TASK OBJECTIVE
Below are some entries. Output each one exactly as it appears.

(Records from a data source)
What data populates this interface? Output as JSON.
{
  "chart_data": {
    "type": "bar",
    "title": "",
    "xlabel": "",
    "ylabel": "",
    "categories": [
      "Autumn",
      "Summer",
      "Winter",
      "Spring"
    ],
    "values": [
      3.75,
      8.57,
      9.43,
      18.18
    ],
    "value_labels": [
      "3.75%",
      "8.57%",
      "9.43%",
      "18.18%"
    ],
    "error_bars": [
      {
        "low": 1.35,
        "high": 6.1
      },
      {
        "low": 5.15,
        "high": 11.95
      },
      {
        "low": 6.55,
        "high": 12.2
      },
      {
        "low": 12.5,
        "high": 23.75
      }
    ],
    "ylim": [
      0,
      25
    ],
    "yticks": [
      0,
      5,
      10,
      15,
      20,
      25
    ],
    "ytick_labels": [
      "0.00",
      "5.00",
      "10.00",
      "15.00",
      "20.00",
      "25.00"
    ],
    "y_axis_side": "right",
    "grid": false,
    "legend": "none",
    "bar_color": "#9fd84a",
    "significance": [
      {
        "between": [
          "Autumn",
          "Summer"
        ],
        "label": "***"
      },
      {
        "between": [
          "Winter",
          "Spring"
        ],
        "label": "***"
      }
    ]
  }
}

ANSWER TO THIS TASK
What data populates this interface? Output as JSON.
{
  "chart_data": {
    "type": "bar",
    "title": "",
    "xlabel": "",
    "ylabel": "",
    "categories": [
      "Autumn",
      "Summer",
      "Winter",
      "Spring"
    ],
    "values": [
      3.75,
      8.57,
      9.43,
      18.18
    ],
    "value_labels": [
      "3.75%",
      "8.57%",
      "9.43%",
      "18.18%"
    ],
    "error_bars": [
      {
        "low": 1.35,
        "high": 6.1
      },
      {
        "low": 5.15,
        "high": 11.95
      },
      {
        "low": 6.55,
        "high": 12.2
      },
      {
        "low": 12.5,
        "high": 23.75
      }
    ],
    "ylim": [
      0,
      25
    ],
    "yticks": [
      0,
      5,
      10,
      15,
      20,
      25
    ],
    "ytick_labels": [
      "0.00",
      "5.00",
      "10.00",
      "15.00",
      "20.00",
      "25.00"
    ],
    "y_axis_side": "right",
    "grid": false,
    "legend": "none",
    "bar_color": "#9fd84a",
    "significance": [
      {
        "between": [
          "Autumn",
          "Summer"
        ],
        "label": "***"
      },
      {
        "between": [
          "Winter",
          "Spring"
        ],
        "label": "***"
      }
    ]
  }
}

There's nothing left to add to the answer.